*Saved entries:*

= = = = = = =

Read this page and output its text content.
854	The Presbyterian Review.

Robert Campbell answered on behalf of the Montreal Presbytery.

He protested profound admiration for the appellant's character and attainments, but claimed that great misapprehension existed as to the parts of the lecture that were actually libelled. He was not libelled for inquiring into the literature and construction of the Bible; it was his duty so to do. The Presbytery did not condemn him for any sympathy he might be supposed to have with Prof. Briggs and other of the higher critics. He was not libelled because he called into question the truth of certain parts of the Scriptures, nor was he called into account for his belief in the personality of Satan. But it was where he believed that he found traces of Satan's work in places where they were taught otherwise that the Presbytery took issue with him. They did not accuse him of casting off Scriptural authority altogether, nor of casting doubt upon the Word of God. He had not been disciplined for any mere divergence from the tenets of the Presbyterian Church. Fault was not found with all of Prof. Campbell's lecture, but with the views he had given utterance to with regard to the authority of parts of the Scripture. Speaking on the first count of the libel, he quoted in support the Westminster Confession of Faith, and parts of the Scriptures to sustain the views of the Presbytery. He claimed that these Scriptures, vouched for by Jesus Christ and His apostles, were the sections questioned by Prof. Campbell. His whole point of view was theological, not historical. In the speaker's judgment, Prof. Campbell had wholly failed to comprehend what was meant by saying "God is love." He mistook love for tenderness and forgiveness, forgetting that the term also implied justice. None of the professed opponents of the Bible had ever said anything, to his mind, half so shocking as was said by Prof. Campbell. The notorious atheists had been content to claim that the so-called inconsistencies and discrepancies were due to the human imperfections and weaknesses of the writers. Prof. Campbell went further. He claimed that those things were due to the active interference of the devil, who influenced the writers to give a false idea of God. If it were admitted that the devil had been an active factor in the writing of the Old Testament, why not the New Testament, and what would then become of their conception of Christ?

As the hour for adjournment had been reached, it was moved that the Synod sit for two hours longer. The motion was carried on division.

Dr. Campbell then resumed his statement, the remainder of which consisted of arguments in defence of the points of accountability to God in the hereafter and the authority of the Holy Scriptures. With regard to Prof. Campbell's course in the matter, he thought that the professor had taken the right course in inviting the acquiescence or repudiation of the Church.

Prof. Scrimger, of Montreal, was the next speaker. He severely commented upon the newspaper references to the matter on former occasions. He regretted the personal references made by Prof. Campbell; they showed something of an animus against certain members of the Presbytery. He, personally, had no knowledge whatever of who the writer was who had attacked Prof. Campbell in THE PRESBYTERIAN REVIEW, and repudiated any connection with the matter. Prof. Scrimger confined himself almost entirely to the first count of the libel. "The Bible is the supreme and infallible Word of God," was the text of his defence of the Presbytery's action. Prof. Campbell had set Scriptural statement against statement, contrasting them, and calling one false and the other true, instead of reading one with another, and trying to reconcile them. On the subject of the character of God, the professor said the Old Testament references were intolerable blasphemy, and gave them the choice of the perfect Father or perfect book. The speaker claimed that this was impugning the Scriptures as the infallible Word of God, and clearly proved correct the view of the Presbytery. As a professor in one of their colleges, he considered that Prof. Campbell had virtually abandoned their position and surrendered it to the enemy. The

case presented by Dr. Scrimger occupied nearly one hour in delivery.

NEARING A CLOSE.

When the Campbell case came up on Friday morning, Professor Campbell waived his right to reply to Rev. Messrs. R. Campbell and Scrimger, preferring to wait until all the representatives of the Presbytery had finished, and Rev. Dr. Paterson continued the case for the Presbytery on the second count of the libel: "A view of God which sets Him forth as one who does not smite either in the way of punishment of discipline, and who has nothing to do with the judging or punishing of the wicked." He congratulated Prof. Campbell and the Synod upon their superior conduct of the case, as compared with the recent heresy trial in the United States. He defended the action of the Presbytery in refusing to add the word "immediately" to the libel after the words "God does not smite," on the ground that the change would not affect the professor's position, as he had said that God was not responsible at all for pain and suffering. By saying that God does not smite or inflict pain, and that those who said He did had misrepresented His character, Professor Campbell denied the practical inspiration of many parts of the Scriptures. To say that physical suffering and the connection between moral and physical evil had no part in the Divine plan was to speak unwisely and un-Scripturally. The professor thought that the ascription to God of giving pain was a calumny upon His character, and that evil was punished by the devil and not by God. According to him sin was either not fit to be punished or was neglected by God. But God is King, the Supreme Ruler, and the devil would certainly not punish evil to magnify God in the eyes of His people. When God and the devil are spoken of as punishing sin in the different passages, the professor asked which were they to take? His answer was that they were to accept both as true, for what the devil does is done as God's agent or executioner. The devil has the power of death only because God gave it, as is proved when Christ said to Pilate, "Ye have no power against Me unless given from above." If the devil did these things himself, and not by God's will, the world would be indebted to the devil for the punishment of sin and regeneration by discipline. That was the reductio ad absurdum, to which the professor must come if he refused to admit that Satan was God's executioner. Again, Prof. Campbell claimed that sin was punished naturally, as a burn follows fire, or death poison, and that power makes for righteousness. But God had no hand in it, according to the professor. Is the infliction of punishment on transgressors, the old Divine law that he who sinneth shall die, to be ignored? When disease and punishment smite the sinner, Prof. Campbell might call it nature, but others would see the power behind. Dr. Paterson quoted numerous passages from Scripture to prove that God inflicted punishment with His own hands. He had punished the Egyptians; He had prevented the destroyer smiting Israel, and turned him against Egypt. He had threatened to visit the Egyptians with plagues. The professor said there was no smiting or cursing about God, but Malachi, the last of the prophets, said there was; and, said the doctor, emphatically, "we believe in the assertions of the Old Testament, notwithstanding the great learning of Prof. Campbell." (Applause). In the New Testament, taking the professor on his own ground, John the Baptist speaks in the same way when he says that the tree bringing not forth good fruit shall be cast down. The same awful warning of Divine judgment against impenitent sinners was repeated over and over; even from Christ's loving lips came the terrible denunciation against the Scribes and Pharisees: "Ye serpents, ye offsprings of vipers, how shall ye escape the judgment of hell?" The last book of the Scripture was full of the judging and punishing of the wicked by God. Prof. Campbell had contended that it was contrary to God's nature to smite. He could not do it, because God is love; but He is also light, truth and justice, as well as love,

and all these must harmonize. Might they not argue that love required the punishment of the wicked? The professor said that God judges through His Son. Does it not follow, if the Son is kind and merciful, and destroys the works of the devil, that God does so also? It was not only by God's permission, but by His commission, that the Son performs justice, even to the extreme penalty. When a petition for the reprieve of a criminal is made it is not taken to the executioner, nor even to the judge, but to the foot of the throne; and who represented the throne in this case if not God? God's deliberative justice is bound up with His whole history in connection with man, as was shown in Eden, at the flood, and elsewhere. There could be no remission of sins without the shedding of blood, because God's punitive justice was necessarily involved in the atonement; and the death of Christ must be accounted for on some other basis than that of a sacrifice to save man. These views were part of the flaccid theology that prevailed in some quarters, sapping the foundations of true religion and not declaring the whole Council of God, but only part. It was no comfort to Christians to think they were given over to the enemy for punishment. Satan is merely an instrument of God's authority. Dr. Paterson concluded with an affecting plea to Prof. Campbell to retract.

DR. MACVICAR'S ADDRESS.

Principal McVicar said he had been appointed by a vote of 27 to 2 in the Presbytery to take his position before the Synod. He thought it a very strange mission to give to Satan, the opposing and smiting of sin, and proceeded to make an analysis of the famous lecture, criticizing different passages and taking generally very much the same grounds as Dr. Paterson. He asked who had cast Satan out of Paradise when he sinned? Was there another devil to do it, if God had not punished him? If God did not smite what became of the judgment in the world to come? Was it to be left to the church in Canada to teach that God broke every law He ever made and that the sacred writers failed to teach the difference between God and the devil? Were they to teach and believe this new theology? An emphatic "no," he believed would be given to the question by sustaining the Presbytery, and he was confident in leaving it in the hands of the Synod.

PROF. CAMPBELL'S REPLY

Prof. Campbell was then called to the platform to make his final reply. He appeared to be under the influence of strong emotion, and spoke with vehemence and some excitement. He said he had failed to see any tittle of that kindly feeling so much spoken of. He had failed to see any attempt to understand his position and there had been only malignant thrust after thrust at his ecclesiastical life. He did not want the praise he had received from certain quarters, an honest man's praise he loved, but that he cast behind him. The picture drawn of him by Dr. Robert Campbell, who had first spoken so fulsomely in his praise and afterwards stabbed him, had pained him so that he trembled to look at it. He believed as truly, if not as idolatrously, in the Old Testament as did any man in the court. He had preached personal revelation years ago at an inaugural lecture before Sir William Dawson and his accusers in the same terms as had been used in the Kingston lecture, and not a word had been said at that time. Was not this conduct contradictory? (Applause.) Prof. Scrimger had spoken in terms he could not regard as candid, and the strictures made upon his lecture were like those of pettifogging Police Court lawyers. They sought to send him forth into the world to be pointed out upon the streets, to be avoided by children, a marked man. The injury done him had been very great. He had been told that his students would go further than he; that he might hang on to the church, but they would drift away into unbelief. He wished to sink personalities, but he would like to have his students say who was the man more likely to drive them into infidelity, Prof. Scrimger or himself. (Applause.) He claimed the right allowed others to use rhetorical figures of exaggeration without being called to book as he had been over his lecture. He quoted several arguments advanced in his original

= = = = = = =

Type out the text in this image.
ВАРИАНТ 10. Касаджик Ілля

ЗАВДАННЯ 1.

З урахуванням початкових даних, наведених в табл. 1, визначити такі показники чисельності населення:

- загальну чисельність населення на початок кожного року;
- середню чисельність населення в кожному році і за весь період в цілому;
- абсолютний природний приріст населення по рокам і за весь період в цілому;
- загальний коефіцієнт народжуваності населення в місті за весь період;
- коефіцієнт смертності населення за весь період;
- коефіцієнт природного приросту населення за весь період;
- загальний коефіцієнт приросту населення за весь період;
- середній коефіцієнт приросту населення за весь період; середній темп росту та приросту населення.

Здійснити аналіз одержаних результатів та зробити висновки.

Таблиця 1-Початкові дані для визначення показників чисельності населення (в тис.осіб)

= = = = = = =

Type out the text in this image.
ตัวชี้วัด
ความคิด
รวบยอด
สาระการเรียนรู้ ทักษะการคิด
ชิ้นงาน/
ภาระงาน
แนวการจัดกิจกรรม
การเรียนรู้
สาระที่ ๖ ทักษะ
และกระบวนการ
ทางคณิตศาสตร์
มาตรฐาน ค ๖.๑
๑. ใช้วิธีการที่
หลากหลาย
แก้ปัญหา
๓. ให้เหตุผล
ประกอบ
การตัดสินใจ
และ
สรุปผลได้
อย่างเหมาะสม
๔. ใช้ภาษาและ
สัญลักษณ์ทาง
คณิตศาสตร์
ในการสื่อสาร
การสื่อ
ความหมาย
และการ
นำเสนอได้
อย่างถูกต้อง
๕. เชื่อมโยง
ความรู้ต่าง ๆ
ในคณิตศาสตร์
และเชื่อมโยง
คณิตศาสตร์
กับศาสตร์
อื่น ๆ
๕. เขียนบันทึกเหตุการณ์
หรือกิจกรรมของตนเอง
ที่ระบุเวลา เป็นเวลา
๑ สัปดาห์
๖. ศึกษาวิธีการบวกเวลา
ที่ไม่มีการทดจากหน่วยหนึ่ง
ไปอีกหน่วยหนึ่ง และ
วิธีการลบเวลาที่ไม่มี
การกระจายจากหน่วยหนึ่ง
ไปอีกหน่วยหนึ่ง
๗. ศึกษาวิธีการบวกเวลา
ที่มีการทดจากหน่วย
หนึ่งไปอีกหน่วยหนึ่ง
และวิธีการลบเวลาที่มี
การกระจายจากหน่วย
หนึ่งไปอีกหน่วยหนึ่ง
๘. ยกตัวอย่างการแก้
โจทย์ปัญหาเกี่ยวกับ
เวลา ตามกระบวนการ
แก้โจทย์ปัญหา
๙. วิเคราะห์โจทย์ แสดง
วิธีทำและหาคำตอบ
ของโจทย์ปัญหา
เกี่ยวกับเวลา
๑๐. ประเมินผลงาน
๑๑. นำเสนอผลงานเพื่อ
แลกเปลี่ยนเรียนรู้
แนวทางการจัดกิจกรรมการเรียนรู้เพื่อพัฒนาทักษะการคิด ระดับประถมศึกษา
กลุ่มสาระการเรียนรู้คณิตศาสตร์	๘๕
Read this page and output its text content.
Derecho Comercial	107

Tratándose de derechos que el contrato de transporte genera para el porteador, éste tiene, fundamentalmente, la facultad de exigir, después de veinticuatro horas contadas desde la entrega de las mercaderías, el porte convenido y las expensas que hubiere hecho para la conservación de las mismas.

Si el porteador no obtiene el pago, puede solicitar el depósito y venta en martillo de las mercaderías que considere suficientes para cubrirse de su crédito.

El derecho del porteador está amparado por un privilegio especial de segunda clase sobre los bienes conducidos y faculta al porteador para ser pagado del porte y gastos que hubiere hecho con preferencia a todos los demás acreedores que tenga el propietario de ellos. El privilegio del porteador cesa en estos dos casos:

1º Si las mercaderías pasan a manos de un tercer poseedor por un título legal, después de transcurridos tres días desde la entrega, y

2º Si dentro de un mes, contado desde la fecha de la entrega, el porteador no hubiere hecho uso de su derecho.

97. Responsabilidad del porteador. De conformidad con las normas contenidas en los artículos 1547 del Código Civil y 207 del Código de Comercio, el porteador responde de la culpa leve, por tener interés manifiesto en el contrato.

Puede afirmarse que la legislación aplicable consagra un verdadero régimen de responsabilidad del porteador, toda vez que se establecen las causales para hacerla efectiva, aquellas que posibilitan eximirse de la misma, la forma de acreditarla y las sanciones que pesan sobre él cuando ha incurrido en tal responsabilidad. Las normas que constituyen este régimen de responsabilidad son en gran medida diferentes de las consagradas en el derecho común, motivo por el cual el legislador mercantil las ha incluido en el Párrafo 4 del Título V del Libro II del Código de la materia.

= = = = = = =

*Aim of the exercise:* Which lines of the data include "วยหน"? Copy each of them.

*Answer to the exercise:*
ที่ไม่มีการทดจากหน่วยหนึ่ง
ไปอีกหน่วยหนึ่ง และ
การกระจายจากหน่วยหนึ่ง
ไปอีกหน่วยหนึ่ง
หนึ่งไปอีกหน่วยหนึ่ง
หนึ่งไปอีกหน่วยหนึ่ง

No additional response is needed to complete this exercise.